Figure content listings
* * * * * * * * *
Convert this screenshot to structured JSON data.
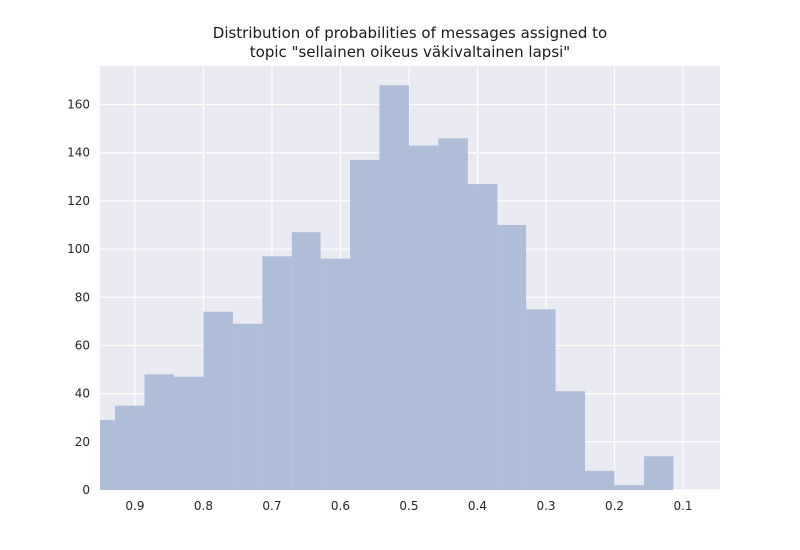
{
  "chart_data": {
    "type": "bar",
    "title_lines": [
      "Distribution of probabilities of messages assigned to",
      "topic \"sellainen oikeus väkivaltainen lapsi\""
    ],
    "xlabel": "",
    "ylabel": "",
    "x_axis_inverted": true,
    "xlim": [
      0.951,
      0.046
    ],
    "ylim": [
      0,
      176
    ],
    "x_ticks": [
      0.9,
      0.8,
      0.7,
      0.6,
      0.5,
      0.4,
      0.3,
      0.2,
      0.1
    ],
    "x_tick_labels": [
      "0.9",
      "0.8",
      "0.7",
      "0.6",
      "0.5",
      "0.4",
      "0.3",
      "0.2",
      "0.1"
    ],
    "y_ticks": [
      0,
      20,
      40,
      60,
      80,
      100,
      120,
      140,
      160
    ],
    "y_tick_labels": [
      "0",
      "20",
      "40",
      "60",
      "80",
      "100",
      "120",
      "140",
      "160"
    ],
    "bin_edges": [
      0.951,
      0.929,
      0.886,
      0.843,
      0.8,
      0.757,
      0.714,
      0.671,
      0.629,
      0.586,
      0.543,
      0.5,
      0.457,
      0.414,
      0.371,
      0.329,
      0.286,
      0.243,
      0.2,
      0.157,
      0.114
    ],
    "counts": [
      29,
      35,
      48,
      47,
      74,
      69,
      97,
      107,
      96,
      137,
      168,
      143,
      146,
      127,
      110,
      75,
      41,
      8,
      2,
      14
    ],
    "bar_color": "#a8b8d6",
    "background_color": "#eaeaf2",
    "grid": true,
    "grid_color": "#ffffff"
  }
}
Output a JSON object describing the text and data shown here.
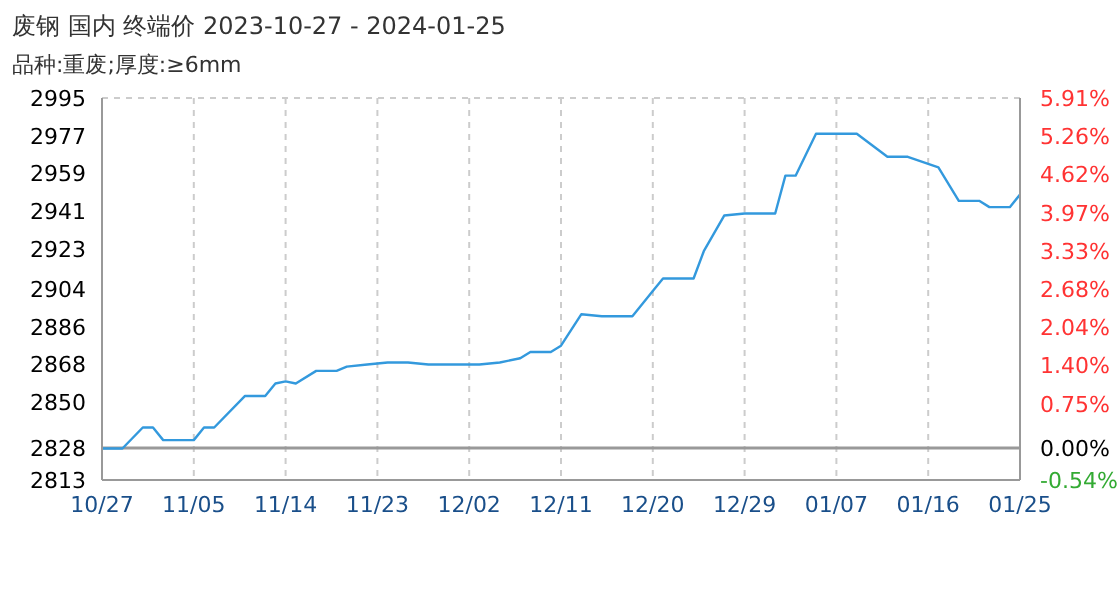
{
  "chart_data": {
    "type": "line",
    "title": "废钢 国内 终端价 2023-10-27 - 2024-01-25",
    "subtitle": "品种:重废;厚度:≥6mm",
    "x": [
      "2023-10-27",
      "2023-10-29",
      "2023-10-31",
      "2023-11-01",
      "2023-11-02",
      "2023-11-05",
      "2023-11-06",
      "2023-11-07",
      "2023-11-10",
      "2023-11-12",
      "2023-11-13",
      "2023-11-14",
      "2023-11-15",
      "2023-11-17",
      "2023-11-19",
      "2023-11-20",
      "2023-11-22",
      "2023-11-24",
      "2023-11-26",
      "2023-11-28",
      "2023-12-03",
      "2023-12-05",
      "2023-12-07",
      "2023-12-08",
      "2023-12-10",
      "2023-12-11",
      "2023-12-13",
      "2023-12-15",
      "2023-12-18",
      "2023-12-20",
      "2023-12-21",
      "2023-12-24",
      "2023-12-25",
      "2023-12-27",
      "2023-12-29",
      "2024-01-01",
      "2024-01-02",
      "2024-01-03",
      "2024-01-05",
      "2024-01-09",
      "2024-01-12",
      "2024-01-14",
      "2024-01-17",
      "2024-01-19",
      "2024-01-21",
      "2024-01-22",
      "2024-01-24",
      "2024-01-25"
    ],
    "series": [
      {
        "color": "#3399dd",
        "values": [
          2828,
          2828,
          2838,
          2838,
          2832,
          2832,
          2838,
          2838,
          2853,
          2853,
          2859,
          2860,
          2859,
          2865,
          2865,
          2867,
          2868,
          2869,
          2869,
          2868,
          2868,
          2869,
          2871,
          2874,
          2874,
          2877,
          2892,
          2891,
          2891,
          2903,
          2909,
          2909,
          2922,
          2939,
          2940,
          2940,
          2958,
          2958,
          2978,
          2978,
          2967,
          2967,
          2962,
          2946,
          2946,
          2943,
          2943,
          2949
        ]
      }
    ],
    "xlim": [
      "2023-10-27",
      "2024-01-25"
    ],
    "xticks": [
      {
        "value": "2023-10-27",
        "label": "10/27"
      },
      {
        "value": "2023-11-05",
        "label": "11/05"
      },
      {
        "value": "2023-11-14",
        "label": "11/14"
      },
      {
        "value": "2023-11-23",
        "label": "11/23"
      },
      {
        "value": "2023-12-02",
        "label": "12/02"
      },
      {
        "value": "2023-12-11",
        "label": "12/11"
      },
      {
        "value": "2023-12-20",
        "label": "12/20"
      },
      {
        "value": "2023-12-29",
        "label": "12/29"
      },
      {
        "value": "2024-01-07",
        "label": "01/07"
      },
      {
        "value": "2024-01-16",
        "label": "01/16"
      },
      {
        "value": "2024-01-25",
        "label": "01/25"
      }
    ],
    "ylim": [
      2813,
      2995
    ],
    "yticks": [
      2813,
      2828,
      2850,
      2868,
      2886,
      2904,
      2923,
      2941,
      2959,
      2977,
      2995
    ],
    "y2lim": [
      -0.54,
      5.91
    ],
    "y2ticks": [
      {
        "value": -0.54,
        "label": "-0.54%"
      },
      {
        "value": 0,
        "label": "0.00%"
      },
      {
        "value": 0.75,
        "label": "0.75%"
      },
      {
        "value": 1.4,
        "label": "1.40%"
      },
      {
        "value": 2.04,
        "label": "2.04%"
      },
      {
        "value": 2.68,
        "label": "2.68%"
      },
      {
        "value": 3.33,
        "label": "3.33%"
      },
      {
        "value": 3.97,
        "label": "3.97%"
      },
      {
        "value": 4.62,
        "label": "4.62%"
      },
      {
        "value": 5.26,
        "label": "5.26%"
      },
      {
        "value": 5.91,
        "label": "5.91%"
      }
    ],
    "ref_lines": [
      {
        "axis": "y2",
        "value": 0,
        "color": "#999999"
      }
    ],
    "grid": true,
    "marker": "none",
    "line_style": "solid"
  }
}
* * * * * * * * *
• **Task statement**: Print all the records again exactly; do not include any picture.

• **The answer**:
Convert this screenshot to structured JSON data.
{
  "chart_data": {
    "type": "bar",
    "title_lines": [
      "Distribution of probabilities of messages assigned to",
      "topic \"sellainen oikeus väkivaltainen lapsi\""
    ],
    "xlabel": "",
    "ylabel": "",
    "x_axis_inverted": true,
    "xlim": [
      0.951,
      0.046
    ],
    "ylim": [
      0,
      176
    ],
    "x_ticks": [
      0.9,
      0.8,
      0.7,
      0.6,
      0.5,
      0.4,
      0.3,
      0.2,
      0.1
    ],
    "x_tick_labels": [
      "0.9",
      "0.8",
      "0.7",
      "0.6",
      "0.5",
      "0.4",
      "0.3",
      "0.2",
      "0.1"
    ],
    "y_ticks": [
      0,
      20,
      40,
      60,
      80,
      100,
      120,
      140,
      160
    ],
    "y_tick_labels": [
      "0",
      "20",
      "40",
      "60",
      "80",
      "100",
      "120",
      "140",
      "160"
    ],
    "bin_edges": [
      0.951,
      0.929,
      0.886,
      0.843,
      0.8,
      0.757,
      0.714,
      0.671,
      0.629,
      0.586,
      0.543,
      0.5,
      0.457,
      0.414,
      0.371,
      0.329,
      0.286,
      0.243,
      0.2,
      0.157,
      0.114
    ],
    "counts": [
      29,
      35,
      48,
      47,
      74,
      69,
      97,
      107,
      96,
      137,
      168,
      143,
      146,
      127,
      110,
      75,
      41,
      8,
      2,
      14
    ],
    "bar_color": "#a8b8d6",
    "background_color": "#eaeaf2",
    "grid": true,
    "grid_color": "#ffffff"
  }
}
Output a JSON object describing the text and data shown here.
{
  "chart_data": {
    "type": "line",
    "title": "废钢 国内 终端价 2023-10-27 - 2024-01-25",
    "subtitle": "品种:重废;厚度:≥6mm",
    "x": [
      "2023-10-27",
      "2023-10-29",
      "2023-10-31",
      "2023-11-01",
      "2023-11-02",
      "2023-11-05",
      "2023-11-06",
      "2023-11-07",
      "2023-11-10",
      "2023-11-12",
      "2023-11-13",
      "2023-11-14",
      "2023-11-15",
      "2023-11-17",
      "2023-11-19",
      "2023-11-20",
      "2023-11-22",
      "2023-11-24",
      "2023-11-26",
      "2023-11-28",
      "2023-12-03",
      "2023-12-05",
      "2023-12-07",
      "2023-12-08",
      "2023-12-10",
      "2023-12-11",
      "2023-12-13",
      "2023-12-15",
      "2023-12-18",
      "2023-12-20",
      "2023-12-21",
      "2023-12-24",
      "2023-12-25",
      "2023-12-27",
      "2023-12-29",
      "2024-01-01",
      "2024-01-02",
      "2024-01-03",
      "2024-01-05",
      "2024-01-09",
      "2024-01-12",
      "2024-01-14",
      "2024-01-17",
      "2024-01-19",
      "2024-01-21",
      "2024-01-22",
      "2024-01-24",
      "2024-01-25"
    ],
    "series": [
      {
        "color": "#3399dd",
        "values": [
          2828,
          2828,
          2838,
          2838,
          2832,
          2832,
          2838,
          2838,
          2853,
          2853,
          2859,
          2860,
          2859,
          2865,
          2865,
          2867,
          2868,
          2869,
          2869,
          2868,
          2868,
          2869,
          2871,
          2874,
          2874,
          2877,
          2892,
          2891,
          2891,
          2903,
          2909,
          2909,
          2922,
          2939,
          2940,
          2940,
          2958,
          2958,
          2978,
          2978,
          2967,
          2967,
          2962,
          2946,
          2946,
          2943,
          2943,
          2949
        ]
      }
    ],
    "xlim": [
      "2023-10-27",
      "2024-01-25"
    ],
    "xticks": [
      {
        "value": "2023-10-27",
        "label": "10/27"
      },
      {
        "value": "2023-11-05",
        "label": "11/05"
      },
      {
        "value": "2023-11-14",
        "label": "11/14"
      },
      {
        "value": "2023-11-23",
        "label": "11/23"
      },
      {
        "value": "2023-12-02",
        "label": "12/02"
      },
      {
        "value": "2023-12-11",
        "label": "12/11"
      },
      {
        "value": "2023-12-20",
        "label": "12/20"
      },
      {
        "value": "2023-12-29",
        "label": "12/29"
      },
      {
        "value": "2024-01-07",
        "label": "01/07"
      },
      {
        "value": "2024-01-16",
        "label": "01/16"
      },
      {
        "value": "2024-01-25",
        "label": "01/25"
      }
    ],
    "ylim": [
      2813,
      2995
    ],
    "yticks": [
      2813,
      2828,
      2850,
      2868,
      2886,
      2904,
      2923,
      2941,
      2959,
      2977,
      2995
    ],
    "y2lim": [
      -0.54,
      5.91
    ],
    "y2ticks": [
      {
        "value": -0.54,
        "label": "-0.54%"
      },
      {
        "value": 0,
        "label": "0.00%"
      },
      {
        "value": 0.75,
        "label": "0.75%"
      },
      {
        "value": 1.4,
        "label": "1.40%"
      },
      {
        "value": 2.04,
        "label": "2.04%"
      },
      {
        "value": 2.68,
        "label": "2.68%"
      },
      {
        "value": 3.33,
        "label": "3.33%"
      },
      {
        "value": 3.97,
        "label": "3.97%"
      },
      {
        "value": 4.62,
        "label": "4.62%"
      },
      {
        "value": 5.26,
        "label": "5.26%"
      },
      {
        "value": 5.91,
        "label": "5.91%"
      }
    ],
    "ref_lines": [
      {
        "axis": "y2",
        "value": 0,
        "color": "#999999"
      }
    ],
    "grid": true,
    "marker": "none",
    "line_style": "solid"
  }
}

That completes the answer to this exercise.